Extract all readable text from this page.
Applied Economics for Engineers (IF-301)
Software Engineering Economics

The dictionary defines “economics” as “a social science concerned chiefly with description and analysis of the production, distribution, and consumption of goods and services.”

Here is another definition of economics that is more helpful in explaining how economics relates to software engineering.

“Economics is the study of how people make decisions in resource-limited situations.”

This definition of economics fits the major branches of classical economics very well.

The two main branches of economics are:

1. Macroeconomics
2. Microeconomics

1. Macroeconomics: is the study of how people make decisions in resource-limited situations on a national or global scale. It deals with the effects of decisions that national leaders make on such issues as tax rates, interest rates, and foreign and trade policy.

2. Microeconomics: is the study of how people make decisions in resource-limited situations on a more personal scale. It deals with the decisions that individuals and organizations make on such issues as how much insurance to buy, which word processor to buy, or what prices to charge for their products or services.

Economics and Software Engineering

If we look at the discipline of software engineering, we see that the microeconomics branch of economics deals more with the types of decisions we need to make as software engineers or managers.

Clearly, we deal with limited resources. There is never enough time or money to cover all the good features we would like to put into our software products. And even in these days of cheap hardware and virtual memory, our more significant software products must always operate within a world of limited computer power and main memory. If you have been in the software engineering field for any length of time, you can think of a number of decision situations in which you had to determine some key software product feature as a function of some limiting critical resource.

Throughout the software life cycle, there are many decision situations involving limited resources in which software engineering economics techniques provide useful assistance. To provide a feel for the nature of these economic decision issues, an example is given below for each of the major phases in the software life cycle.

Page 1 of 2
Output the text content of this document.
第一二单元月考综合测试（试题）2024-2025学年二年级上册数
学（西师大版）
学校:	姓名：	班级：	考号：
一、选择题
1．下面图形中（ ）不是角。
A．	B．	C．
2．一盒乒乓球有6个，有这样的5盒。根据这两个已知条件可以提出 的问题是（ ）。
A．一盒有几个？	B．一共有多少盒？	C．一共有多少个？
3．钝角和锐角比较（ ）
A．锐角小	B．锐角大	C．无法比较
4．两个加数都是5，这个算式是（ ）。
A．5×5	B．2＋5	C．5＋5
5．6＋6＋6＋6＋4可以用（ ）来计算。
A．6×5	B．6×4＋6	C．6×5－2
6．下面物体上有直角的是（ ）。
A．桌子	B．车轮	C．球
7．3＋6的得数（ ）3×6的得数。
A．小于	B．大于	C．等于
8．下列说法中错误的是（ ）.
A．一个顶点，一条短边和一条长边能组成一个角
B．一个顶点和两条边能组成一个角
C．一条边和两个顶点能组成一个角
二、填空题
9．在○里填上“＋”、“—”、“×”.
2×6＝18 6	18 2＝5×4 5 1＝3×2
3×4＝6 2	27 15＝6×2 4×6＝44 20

·····

Prompt =
Return each line of the records above exactly as it reads.

Written answer =
Extract all readable text from this page.
Applied Economics for Engineers (IF-301)
Software Engineering Economics

The dictionary defines “economics” as “a social science concerned chiefly with description and analysis of the production, distribution, and consumption of goods and services.”

Here is another definition of economics that is more helpful in explaining how economics relates to software engineering.

“Economics is the study of how people make decisions in resource-limited situations.”

This definition of economics fits the major branches of classical economics very well.

The two main branches of economics are:

1. Macroeconomics
2. Microeconomics

1. Macroeconomics: is the study of how people make decisions in resource-limited situations on a national or global scale. It deals with the effects of decisions that national leaders make on such issues as tax rates, interest rates, and foreign and trade policy.

2. Microeconomics: is the study of how people make decisions in resource-limited situations on a more personal scale. It deals with the decisions that individuals and organizations make on such issues as how much insurance to buy, which word processor to buy, or what prices to charge for their products or services.

Economics and Software Engineering

If we look at the discipline of software engineering, we see that the microeconomics branch of economics deals more with the types of decisions we need to make as software engineers or managers.

Clearly, we deal with limited resources. There is never enough time or money to cover all the good features we would like to put into our software products. And even in these days of cheap hardware and virtual memory, our more significant software products must always operate within a world of limited computer power and main memory. If you have been in the software engineering field for any length of time, you can think of a number of decision situations in which you had to determine some key software product feature as a function of some limiting critical resource.

Throughout the software life cycle, there are many decision situations involving limited resources in which software engineering economics techniques provide useful assistance. To provide a feel for the nature of these economic decision issues, an example is given below for each of the major phases in the software life cycle.

Page 1 of 2
Output the text content of this document.
第一二单元月考综合测试（试题）2024-2025学年二年级上册数
学（西师大版）
学校:	姓名：	班级：	考号：
一、选择题
1．下面图形中（ ）不是角。
A．	B．	C．
2．一盒乒乓球有6个，有这样的5盒。根据这两个已知条件可以提出 的问题是（ ）。
A．一盒有几个？	B．一共有多少盒？	C．一共有多少个？
3．钝角和锐角比较（ ）
A．锐角小	B．锐角大	C．无法比较
4．两个加数都是5，这个算式是（ ）。
A．5×5	B．2＋5	C．5＋5
5．6＋6＋6＋6＋4可以用（ ）来计算。
A．6×5	B．6×4＋6	C．6×5－2
6．下面物体上有直角的是（ ）。
A．桌子	B．车轮	C．球
7．3＋6的得数（ ）3×6的得数。
A．小于	B．大于	C．等于
8．下列说法中错误的是（ ）.
A．一个顶点，一条短边和一条长边能组成一个角
B．一个顶点和两条边能组成一个角
C．一条边和两个顶点能组成一个角
二、填空题
9．在○里填上“＋”、“—”、“×”.
2×6＝18 6	18 2＝5×4 5 1＝3×2
3×4＝6 2	27 15＝6×2 4×6＝44 20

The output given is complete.